Trecho fornecido:
------------------------
Tribunais podem aplicar técnica do julgamento antecipado do mérito no recurso de apelação
"O julgamento antecipado parcial do mérito somente será possível se a parcela da pretensão a ser enfrentada de imediato não puder ser alterada pelo julgamento posterior das demais questões e se presente uma das hipóteses consagradas no artigo 356 do CPC/2015"
Para a Terceira Turma do Superior Tribunal de Justiça (STJ), no julgamento de recurso de apelação, os tribunais podem se valer da norma introduzida pelo artigo 356 do Código de Processo Civil (CPC/2015) para aplicar a técnica do julgamento antecipado parcial do mérito.
A relatora do caso analisado, ministra Nancy Andrighi, explicou que a legislação traz previsão expressa das situações em que o juiz deverá usar tal técnica. Segundo ela, é possível o julgamento antecipado parcial do mérito caso haja cumulação de pedidos e estes sejam autônomos e independentes – ou, tendo sido feito um único pedido, que ele seja divisível.
"O julgamento antecipado parcial do mérito somente será possível se a parcela da pretensão a ser enfrentada de imediato não puder ser alterada pelo julgamento posterior das demais questões e se presente uma das hipóteses consagradas no artigo 356 do CPC/2015", acrescentou.
------------------------
Dados da tarefa:
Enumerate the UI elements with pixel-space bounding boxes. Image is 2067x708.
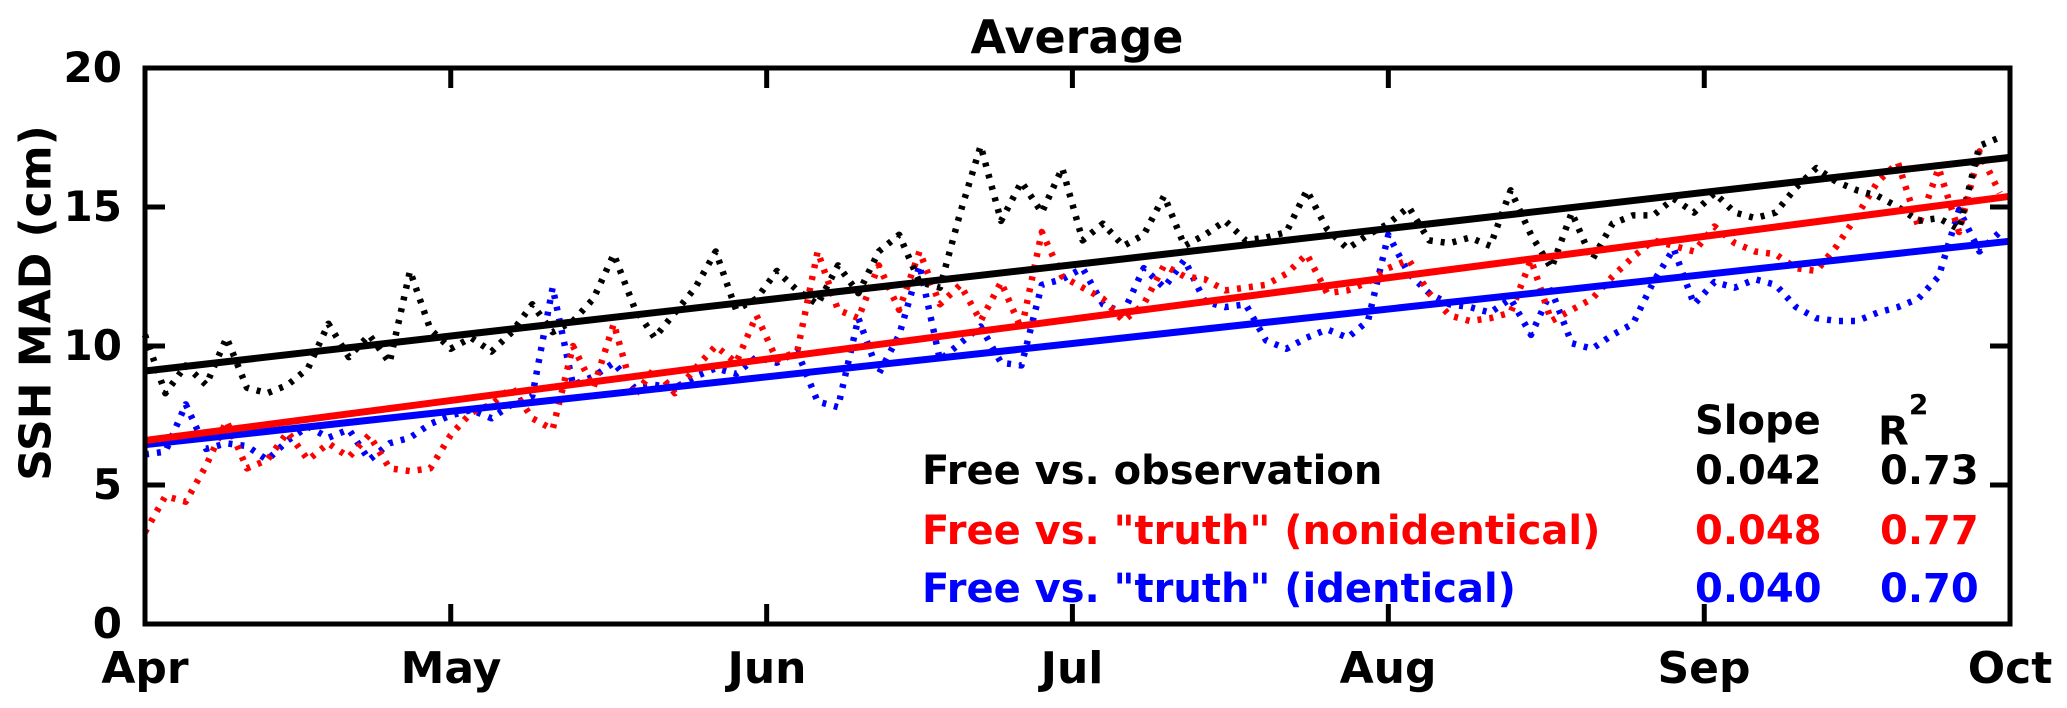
legend-r2-value-truth-nonidentical: 0.77 <box>1880 508 1979 554</box>
y-tick-label-5: 5 <box>92 460 122 509</box>
y-tick-label-10: 10 <box>63 321 122 370</box>
legend-label-truth-identical: Free vs. "truth" (identical) <box>922 566 1516 612</box>
legend-r2-value-truth-identical: 0.70 <box>1880 566 1979 612</box>
series-trend-free-vs-observation <box>144 153 2011 375</box>
x-tick-label-jun: Jun <box>727 643 807 694</box>
legend-header-r2-base: R <box>1878 408 1909 455</box>
x-tick-label-jul: Jul <box>1040 643 1104 694</box>
series-trend-free-vs-truth-identical- <box>144 237 2011 449</box>
y-tick-label-15: 15 <box>63 182 122 231</box>
x-tick-label-aug: Aug <box>1339 643 1437 694</box>
legend-slope-value-truth-nonidentical: 0.048 <box>1695 508 1822 554</box>
legend-label-truth-nonidentical: Free vs. "truth" (nonidentical) <box>922 508 1601 554</box>
y-axis-label-text: SSH MAD (cm) <box>10 125 62 481</box>
legend-r2-value-observation: 0.73 <box>1880 448 1979 494</box>
chart-title: Average <box>970 10 1184 64</box>
legend-slope-value-observation: 0.042 <box>1695 448 1822 494</box>
legend-label-free-vs-observation: Free vs. observation <box>922 448 1383 494</box>
series-dotted-free-vs-truth-nonidentical- <box>142 148 2003 534</box>
legend-header-slope: Slope <box>1695 398 1821 444</box>
y-tick-label-20: 20 <box>63 43 122 92</box>
series-trend-free-vs-truth-nonidentical- <box>144 192 2011 444</box>
legend-header-r2: R2 <box>1878 388 1928 455</box>
y-tick-label-0: 0 <box>92 599 122 648</box>
legend-header-r2-exponent: 2 <box>1908 388 1929 421</box>
x-tick-label-may: May <box>400 643 502 694</box>
x-tick-label-oct: Oct <box>1967 643 2053 694</box>
x-tick-label-apr: Apr <box>101 643 189 694</box>
series-dotted-free-vs-observation <box>141 134 2002 397</box>
x-tick-label-sep: Sep <box>1657 643 1751 694</box>
legend-slope-value-truth-identical: 0.040 <box>1695 566 1822 612</box>
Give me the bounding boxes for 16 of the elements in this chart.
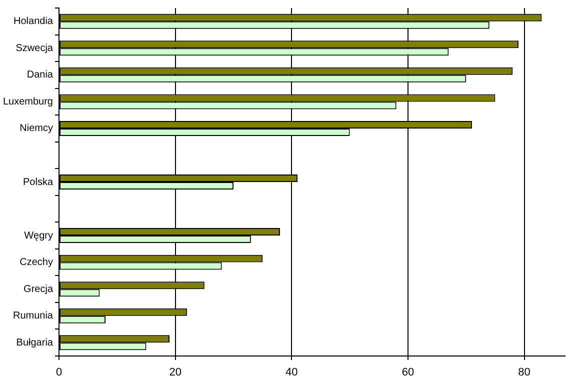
x-tick-label: 20 xyxy=(169,366,182,379)
y-tick-label: Dania xyxy=(26,70,54,81)
x-tick-label: 60 xyxy=(402,366,414,379)
x-tick-label: 40 xyxy=(286,366,298,379)
y-tick-label: Grecja xyxy=(24,284,54,295)
y-tick-label: Czechy xyxy=(20,257,53,268)
y-tick-label: Szwecja xyxy=(16,42,54,54)
y-tick-label: Niemcy xyxy=(20,123,53,134)
y-tick-label: Luxemburg xyxy=(2,96,53,108)
y-tick-label: Polska xyxy=(22,176,54,188)
y-tick-label: Węgry xyxy=(24,230,53,242)
y-tick-label: Rumunia xyxy=(12,310,54,322)
x-tick-label: 80 xyxy=(518,366,530,379)
x-tick-label: 0 xyxy=(56,366,62,379)
y-tick-label: Holandia xyxy=(14,16,54,28)
y-tick-label: Bułgaria xyxy=(16,337,54,348)
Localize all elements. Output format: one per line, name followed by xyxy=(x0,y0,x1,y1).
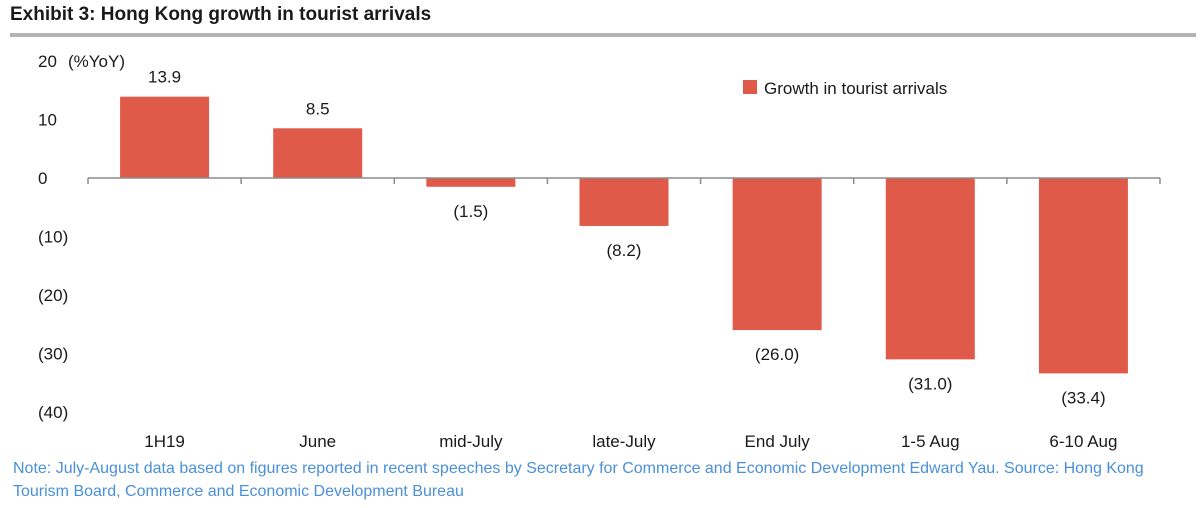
------------------------
Tarefas a realizar:
**A.** Reproduza fielmente a parte do trecho fornecido que começa em "Para a Terceira" e vai até "parcial do mérito.".
**B.** Quantas linhas da listagem contêm a sequência "header", levando em conta maiúsculas e minúsculas? Responda só com o número.

Resultados esperados:
**A.**
Para a Terceira Turma do Superior Tribunal de Justiça (STJ), no julgamento de recurso de apelação, os tribunais podem se valer da norma introduzida pelo artigo 356 do Código de Processo Civil (CPC/2015) para aplicar a técnica do julgamento antecipado parcial do mérito.

**B.** 4